(Stored data)
>> Start

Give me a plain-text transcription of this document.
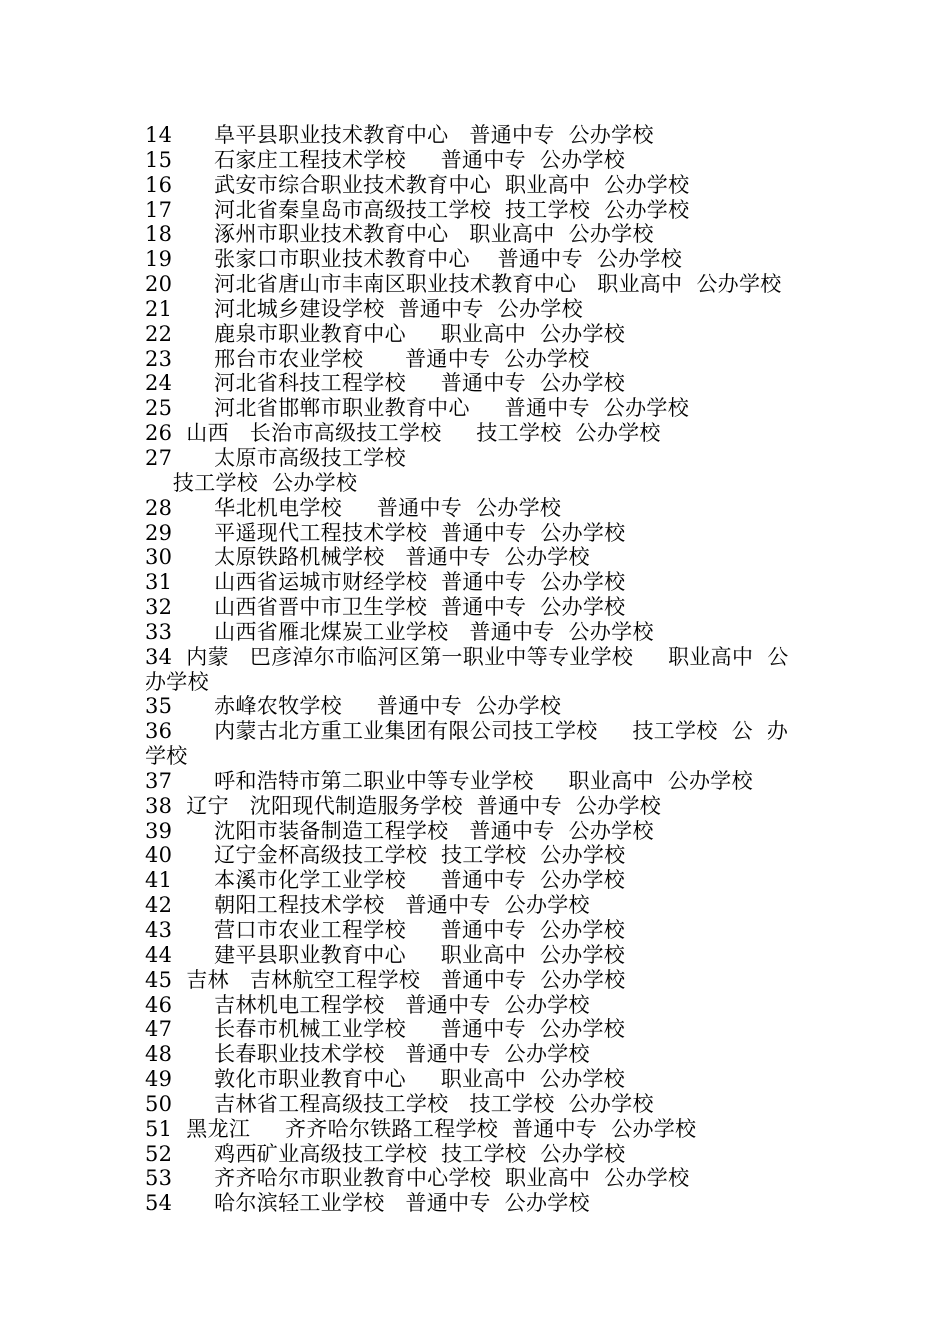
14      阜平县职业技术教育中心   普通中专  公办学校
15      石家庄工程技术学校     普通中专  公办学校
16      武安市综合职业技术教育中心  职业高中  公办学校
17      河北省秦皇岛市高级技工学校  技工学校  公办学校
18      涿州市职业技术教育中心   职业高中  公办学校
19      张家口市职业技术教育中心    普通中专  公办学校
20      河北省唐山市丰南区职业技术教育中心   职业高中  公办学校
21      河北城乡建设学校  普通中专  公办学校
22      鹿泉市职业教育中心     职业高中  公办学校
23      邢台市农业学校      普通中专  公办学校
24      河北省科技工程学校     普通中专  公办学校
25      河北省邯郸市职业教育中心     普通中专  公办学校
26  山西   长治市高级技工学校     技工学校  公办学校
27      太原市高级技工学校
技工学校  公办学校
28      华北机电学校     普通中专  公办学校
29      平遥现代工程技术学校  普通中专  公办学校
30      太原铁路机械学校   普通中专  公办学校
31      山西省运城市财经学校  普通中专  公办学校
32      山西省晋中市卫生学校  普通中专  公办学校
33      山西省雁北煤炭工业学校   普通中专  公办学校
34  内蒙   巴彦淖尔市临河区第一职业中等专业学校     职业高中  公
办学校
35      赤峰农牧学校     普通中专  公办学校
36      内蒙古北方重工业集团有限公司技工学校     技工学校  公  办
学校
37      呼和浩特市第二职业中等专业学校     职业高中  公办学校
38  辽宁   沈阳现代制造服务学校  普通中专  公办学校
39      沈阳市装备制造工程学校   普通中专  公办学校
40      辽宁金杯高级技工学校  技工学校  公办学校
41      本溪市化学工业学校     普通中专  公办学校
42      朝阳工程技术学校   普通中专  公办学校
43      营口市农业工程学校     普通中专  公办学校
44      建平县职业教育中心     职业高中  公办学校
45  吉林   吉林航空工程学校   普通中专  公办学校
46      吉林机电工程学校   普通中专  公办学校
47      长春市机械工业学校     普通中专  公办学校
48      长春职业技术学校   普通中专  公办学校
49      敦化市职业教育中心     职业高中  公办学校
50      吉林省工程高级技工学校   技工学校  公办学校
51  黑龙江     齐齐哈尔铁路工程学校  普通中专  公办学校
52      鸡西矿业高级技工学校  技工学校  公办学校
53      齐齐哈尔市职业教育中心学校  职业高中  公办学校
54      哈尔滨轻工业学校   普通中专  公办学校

>> End

§ **INSTRUCTION**: Pictures are excluded; copy every other part of the records exactly.

§ **COMPLETE OUTPUT**:
Give me a plain-text transcription of this document.
14      阜平县职业技术教育中心   普通中专  公办学校
15      石家庄工程技术学校     普通中专  公办学校
16      武安市综合职业技术教育中心  职业高中  公办学校
17      河北省秦皇岛市高级技工学校  技工学校  公办学校
18      涿州市职业技术教育中心   职业高中  公办学校
19      张家口市职业技术教育中心    普通中专  公办学校
20      河北省唐山市丰南区职业技术教育中心   职业高中  公办学校
21      河北城乡建设学校  普通中专  公办学校
22      鹿泉市职业教育中心     职业高中  公办学校
23      邢台市农业学校      普通中专  公办学校
24      河北省科技工程学校     普通中专  公办学校
25      河北省邯郸市职业教育中心     普通中专  公办学校
26  山西   长治市高级技工学校     技工学校  公办学校
27      太原市高级技工学校
技工学校  公办学校
28      华北机电学校     普通中专  公办学校
29      平遥现代工程技术学校  普通中专  公办学校
30      太原铁路机械学校   普通中专  公办学校
31      山西省运城市财经学校  普通中专  公办学校
32      山西省晋中市卫生学校  普通中专  公办学校
33      山西省雁北煤炭工业学校   普通中专  公办学校
34  内蒙   巴彦淖尔市临河区第一职业中等专业学校     职业高中  公
办学校
35      赤峰农牧学校     普通中专  公办学校
36      内蒙古北方重工业集团有限公司技工学校     技工学校  公  办
学校
37      呼和浩特市第二职业中等专业学校     职业高中  公办学校
38  辽宁   沈阳现代制造服务学校  普通中专  公办学校
39      沈阳市装备制造工程学校   普通中专  公办学校
40      辽宁金杯高级技工学校  技工学校  公办学校
41      本溪市化学工业学校     普通中专  公办学校
42      朝阳工程技术学校   普通中专  公办学校
43      营口市农业工程学校     普通中专  公办学校
44      建平县职业教育中心     职业高中  公办学校
45  吉林   吉林航空工程学校   普通中专  公办学校
46      吉林机电工程学校   普通中专  公办学校
47      长春市机械工业学校     普通中专  公办学校
48      长春职业技术学校   普通中专  公办学校
49      敦化市职业教育中心     职业高中  公办学校
50      吉林省工程高级技工学校   技工学校  公办学校
51  黑龙江     齐齐哈尔铁路工程学校  普通中专  公办学校
52      鸡西矿业高级技工学校  技工学校  公办学校
53      齐齐哈尔市职业教育中心学校  职业高中  公办学校
54      哈尔滨轻工业学校   普通中专  公办学校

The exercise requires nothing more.